• Work to complete
Set down all of the data that follows word for word, without the images.

• Given entries
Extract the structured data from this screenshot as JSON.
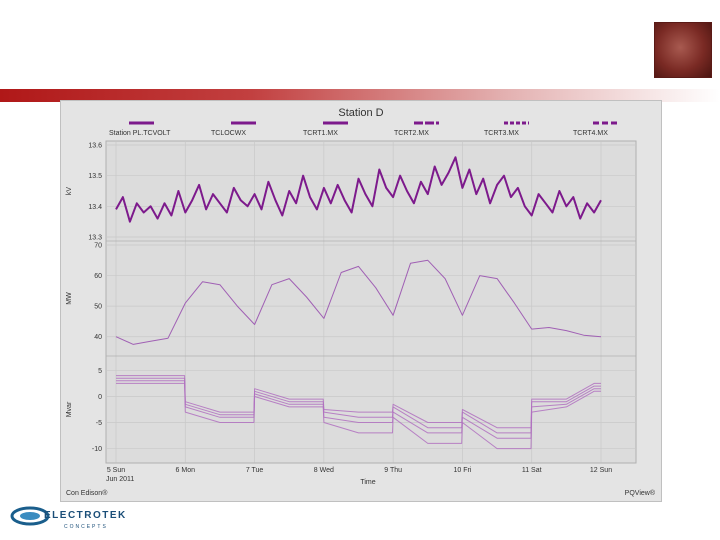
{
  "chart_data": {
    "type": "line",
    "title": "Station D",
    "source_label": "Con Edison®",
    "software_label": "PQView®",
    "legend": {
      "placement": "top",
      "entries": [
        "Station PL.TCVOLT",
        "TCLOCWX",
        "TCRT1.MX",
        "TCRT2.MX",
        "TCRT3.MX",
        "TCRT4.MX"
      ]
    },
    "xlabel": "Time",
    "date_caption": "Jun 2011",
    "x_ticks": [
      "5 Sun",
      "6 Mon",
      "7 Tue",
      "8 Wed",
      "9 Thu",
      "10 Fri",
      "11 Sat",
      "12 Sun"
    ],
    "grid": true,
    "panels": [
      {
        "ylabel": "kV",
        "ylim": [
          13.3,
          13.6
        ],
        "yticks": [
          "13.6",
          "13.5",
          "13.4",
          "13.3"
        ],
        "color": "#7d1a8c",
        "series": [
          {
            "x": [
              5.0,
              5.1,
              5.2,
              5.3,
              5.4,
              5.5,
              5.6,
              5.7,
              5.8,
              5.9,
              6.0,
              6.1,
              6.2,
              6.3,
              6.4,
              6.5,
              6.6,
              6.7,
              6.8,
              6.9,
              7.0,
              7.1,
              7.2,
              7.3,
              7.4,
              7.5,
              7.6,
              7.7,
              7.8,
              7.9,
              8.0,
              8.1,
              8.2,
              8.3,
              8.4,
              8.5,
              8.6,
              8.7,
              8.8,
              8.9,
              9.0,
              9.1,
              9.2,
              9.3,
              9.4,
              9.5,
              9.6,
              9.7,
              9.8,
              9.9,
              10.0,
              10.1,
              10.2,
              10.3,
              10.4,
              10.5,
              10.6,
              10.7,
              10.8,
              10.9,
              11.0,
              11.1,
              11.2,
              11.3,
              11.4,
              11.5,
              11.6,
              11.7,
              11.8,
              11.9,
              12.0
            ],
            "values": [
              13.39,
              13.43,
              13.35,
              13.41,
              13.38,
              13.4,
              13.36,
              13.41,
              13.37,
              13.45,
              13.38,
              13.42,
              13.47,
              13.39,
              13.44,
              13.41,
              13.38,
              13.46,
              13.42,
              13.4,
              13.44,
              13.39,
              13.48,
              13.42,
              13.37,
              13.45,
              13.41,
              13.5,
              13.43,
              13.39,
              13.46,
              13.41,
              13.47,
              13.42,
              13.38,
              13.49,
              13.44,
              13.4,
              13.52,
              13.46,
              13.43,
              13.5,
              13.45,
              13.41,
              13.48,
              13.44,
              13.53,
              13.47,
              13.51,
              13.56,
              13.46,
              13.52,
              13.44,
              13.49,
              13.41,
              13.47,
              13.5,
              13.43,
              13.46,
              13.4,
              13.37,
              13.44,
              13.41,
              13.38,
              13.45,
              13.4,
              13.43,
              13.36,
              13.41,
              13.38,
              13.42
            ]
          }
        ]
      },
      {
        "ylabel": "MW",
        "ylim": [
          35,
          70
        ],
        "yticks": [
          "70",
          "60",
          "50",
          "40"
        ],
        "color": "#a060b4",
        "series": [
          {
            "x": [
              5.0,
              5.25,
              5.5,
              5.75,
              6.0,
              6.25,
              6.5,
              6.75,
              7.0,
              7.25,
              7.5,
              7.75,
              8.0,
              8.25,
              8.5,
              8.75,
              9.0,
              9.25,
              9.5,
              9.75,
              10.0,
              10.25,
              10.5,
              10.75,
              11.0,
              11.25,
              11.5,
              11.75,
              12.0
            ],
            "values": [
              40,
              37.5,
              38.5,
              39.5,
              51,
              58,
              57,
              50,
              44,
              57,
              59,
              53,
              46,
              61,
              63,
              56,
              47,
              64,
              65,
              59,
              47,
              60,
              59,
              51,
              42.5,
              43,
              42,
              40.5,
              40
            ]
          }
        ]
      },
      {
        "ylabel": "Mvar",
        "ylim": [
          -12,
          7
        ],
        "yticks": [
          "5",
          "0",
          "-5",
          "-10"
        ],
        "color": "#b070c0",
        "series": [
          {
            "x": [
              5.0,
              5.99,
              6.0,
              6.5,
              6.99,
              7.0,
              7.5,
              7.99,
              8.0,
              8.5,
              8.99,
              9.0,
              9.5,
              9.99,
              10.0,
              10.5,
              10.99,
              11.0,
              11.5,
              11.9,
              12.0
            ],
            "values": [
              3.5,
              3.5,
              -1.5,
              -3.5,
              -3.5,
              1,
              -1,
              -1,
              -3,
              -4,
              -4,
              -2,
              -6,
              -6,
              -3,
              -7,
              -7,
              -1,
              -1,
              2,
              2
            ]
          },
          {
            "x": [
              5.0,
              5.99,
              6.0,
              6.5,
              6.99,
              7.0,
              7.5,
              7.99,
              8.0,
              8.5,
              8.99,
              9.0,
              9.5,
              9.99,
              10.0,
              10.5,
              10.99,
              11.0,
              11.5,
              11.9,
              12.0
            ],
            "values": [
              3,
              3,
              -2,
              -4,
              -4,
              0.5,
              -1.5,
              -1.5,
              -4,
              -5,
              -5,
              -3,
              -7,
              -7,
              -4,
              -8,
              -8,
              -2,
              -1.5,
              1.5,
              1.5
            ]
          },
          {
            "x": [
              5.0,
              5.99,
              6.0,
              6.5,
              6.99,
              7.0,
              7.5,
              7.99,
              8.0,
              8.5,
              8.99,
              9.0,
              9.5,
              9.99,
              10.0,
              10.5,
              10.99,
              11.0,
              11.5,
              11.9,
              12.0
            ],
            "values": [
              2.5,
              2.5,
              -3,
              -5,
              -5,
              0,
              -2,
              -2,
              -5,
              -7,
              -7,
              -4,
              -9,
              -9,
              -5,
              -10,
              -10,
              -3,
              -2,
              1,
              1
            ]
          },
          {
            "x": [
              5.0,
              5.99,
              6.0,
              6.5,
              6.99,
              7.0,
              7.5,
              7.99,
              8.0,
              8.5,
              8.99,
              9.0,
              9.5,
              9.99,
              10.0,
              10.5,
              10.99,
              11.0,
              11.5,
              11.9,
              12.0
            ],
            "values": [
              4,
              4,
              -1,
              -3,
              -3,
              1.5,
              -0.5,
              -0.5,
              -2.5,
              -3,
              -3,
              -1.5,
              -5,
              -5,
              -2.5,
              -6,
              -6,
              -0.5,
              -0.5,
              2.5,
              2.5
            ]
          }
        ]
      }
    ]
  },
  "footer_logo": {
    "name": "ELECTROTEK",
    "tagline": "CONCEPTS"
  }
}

• Solution
Extract the structured data from this screenshot as JSON.
{
  "chart_data": {
    "type": "line",
    "title": "Station D",
    "source_label": "Con Edison®",
    "software_label": "PQView®",
    "legend": {
      "placement": "top",
      "entries": [
        "Station PL.TCVOLT",
        "TCLOCWX",
        "TCRT1.MX",
        "TCRT2.MX",
        "TCRT3.MX",
        "TCRT4.MX"
      ]
    },
    "xlabel": "Time",
    "date_caption": "Jun 2011",
    "x_ticks": [
      "5 Sun",
      "6 Mon",
      "7 Tue",
      "8 Wed",
      "9 Thu",
      "10 Fri",
      "11 Sat",
      "12 Sun"
    ],
    "grid": true,
    "panels": [
      {
        "ylabel": "kV",
        "ylim": [
          13.3,
          13.6
        ],
        "yticks": [
          "13.6",
          "13.5",
          "13.4",
          "13.3"
        ],
        "color": "#7d1a8c",
        "series": [
          {
            "x": [
              5.0,
              5.1,
              5.2,
              5.3,
              5.4,
              5.5,
              5.6,
              5.7,
              5.8,
              5.9,
              6.0,
              6.1,
              6.2,
              6.3,
              6.4,
              6.5,
              6.6,
              6.7,
              6.8,
              6.9,
              7.0,
              7.1,
              7.2,
              7.3,
              7.4,
              7.5,
              7.6,
              7.7,
              7.8,
              7.9,
              8.0,
              8.1,
              8.2,
              8.3,
              8.4,
              8.5,
              8.6,
              8.7,
              8.8,
              8.9,
              9.0,
              9.1,
              9.2,
              9.3,
              9.4,
              9.5,
              9.6,
              9.7,
              9.8,
              9.9,
              10.0,
              10.1,
              10.2,
              10.3,
              10.4,
              10.5,
              10.6,
              10.7,
              10.8,
              10.9,
              11.0,
              11.1,
              11.2,
              11.3,
              11.4,
              11.5,
              11.6,
              11.7,
              11.8,
              11.9,
              12.0
            ],
            "values": [
              13.39,
              13.43,
              13.35,
              13.41,
              13.38,
              13.4,
              13.36,
              13.41,
              13.37,
              13.45,
              13.38,
              13.42,
              13.47,
              13.39,
              13.44,
              13.41,
              13.38,
              13.46,
              13.42,
              13.4,
              13.44,
              13.39,
              13.48,
              13.42,
              13.37,
              13.45,
              13.41,
              13.5,
              13.43,
              13.39,
              13.46,
              13.41,
              13.47,
              13.42,
              13.38,
              13.49,
              13.44,
              13.4,
              13.52,
              13.46,
              13.43,
              13.5,
              13.45,
              13.41,
              13.48,
              13.44,
              13.53,
              13.47,
              13.51,
              13.56,
              13.46,
              13.52,
              13.44,
              13.49,
              13.41,
              13.47,
              13.5,
              13.43,
              13.46,
              13.4,
              13.37,
              13.44,
              13.41,
              13.38,
              13.45,
              13.4,
              13.43,
              13.36,
              13.41,
              13.38,
              13.42
            ]
          }
        ]
      },
      {
        "ylabel": "MW",
        "ylim": [
          35,
          70
        ],
        "yticks": [
          "70",
          "60",
          "50",
          "40"
        ],
        "color": "#a060b4",
        "series": [
          {
            "x": [
              5.0,
              5.25,
              5.5,
              5.75,
              6.0,
              6.25,
              6.5,
              6.75,
              7.0,
              7.25,
              7.5,
              7.75,
              8.0,
              8.25,
              8.5,
              8.75,
              9.0,
              9.25,
              9.5,
              9.75,
              10.0,
              10.25,
              10.5,
              10.75,
              11.0,
              11.25,
              11.5,
              11.75,
              12.0
            ],
            "values": [
              40,
              37.5,
              38.5,
              39.5,
              51,
              58,
              57,
              50,
              44,
              57,
              59,
              53,
              46,
              61,
              63,
              56,
              47,
              64,
              65,
              59,
              47,
              60,
              59,
              51,
              42.5,
              43,
              42,
              40.5,
              40
            ]
          }
        ]
      },
      {
        "ylabel": "Mvar",
        "ylim": [
          -12,
          7
        ],
        "yticks": [
          "5",
          "0",
          "-5",
          "-10"
        ],
        "color": "#b070c0",
        "series": [
          {
            "x": [
              5.0,
              5.99,
              6.0,
              6.5,
              6.99,
              7.0,
              7.5,
              7.99,
              8.0,
              8.5,
              8.99,
              9.0,
              9.5,
              9.99,
              10.0,
              10.5,
              10.99,
              11.0,
              11.5,
              11.9,
              12.0
            ],
            "values": [
              3.5,
              3.5,
              -1.5,
              -3.5,
              -3.5,
              1,
              -1,
              -1,
              -3,
              -4,
              -4,
              -2,
              -6,
              -6,
              -3,
              -7,
              -7,
              -1,
              -1,
              2,
              2
            ]
          },
          {
            "x": [
              5.0,
              5.99,
              6.0,
              6.5,
              6.99,
              7.0,
              7.5,
              7.99,
              8.0,
              8.5,
              8.99,
              9.0,
              9.5,
              9.99,
              10.0,
              10.5,
              10.99,
              11.0,
              11.5,
              11.9,
              12.0
            ],
            "values": [
              3,
              3,
              -2,
              -4,
              -4,
              0.5,
              -1.5,
              -1.5,
              -4,
              -5,
              -5,
              -3,
              -7,
              -7,
              -4,
              -8,
              -8,
              -2,
              -1.5,
              1.5,
              1.5
            ]
          },
          {
            "x": [
              5.0,
              5.99,
              6.0,
              6.5,
              6.99,
              7.0,
              7.5,
              7.99,
              8.0,
              8.5,
              8.99,
              9.0,
              9.5,
              9.99,
              10.0,
              10.5,
              10.99,
              11.0,
              11.5,
              11.9,
              12.0
            ],
            "values": [
              2.5,
              2.5,
              -3,
              -5,
              -5,
              0,
              -2,
              -2,
              -5,
              -7,
              -7,
              -4,
              -9,
              -9,
              -5,
              -10,
              -10,
              -3,
              -2,
              1,
              1
            ]
          },
          {
            "x": [
              5.0,
              5.99,
              6.0,
              6.5,
              6.99,
              7.0,
              7.5,
              7.99,
              8.0,
              8.5,
              8.99,
              9.0,
              9.5,
              9.99,
              10.0,
              10.5,
              10.99,
              11.0,
              11.5,
              11.9,
              12.0
            ],
            "values": [
              4,
              4,
              -1,
              -3,
              -3,
              1.5,
              -0.5,
              -0.5,
              -2.5,
              -3,
              -3,
              -1.5,
              -5,
              -5,
              -2.5,
              -6,
              -6,
              -0.5,
              -0.5,
              2.5,
              2.5
            ]
          }
        ]
      }
    ]
  },
  "footer_logo": {
    "name": "ELECTROTEK",
    "tagline": "CONCEPTS"
  }
}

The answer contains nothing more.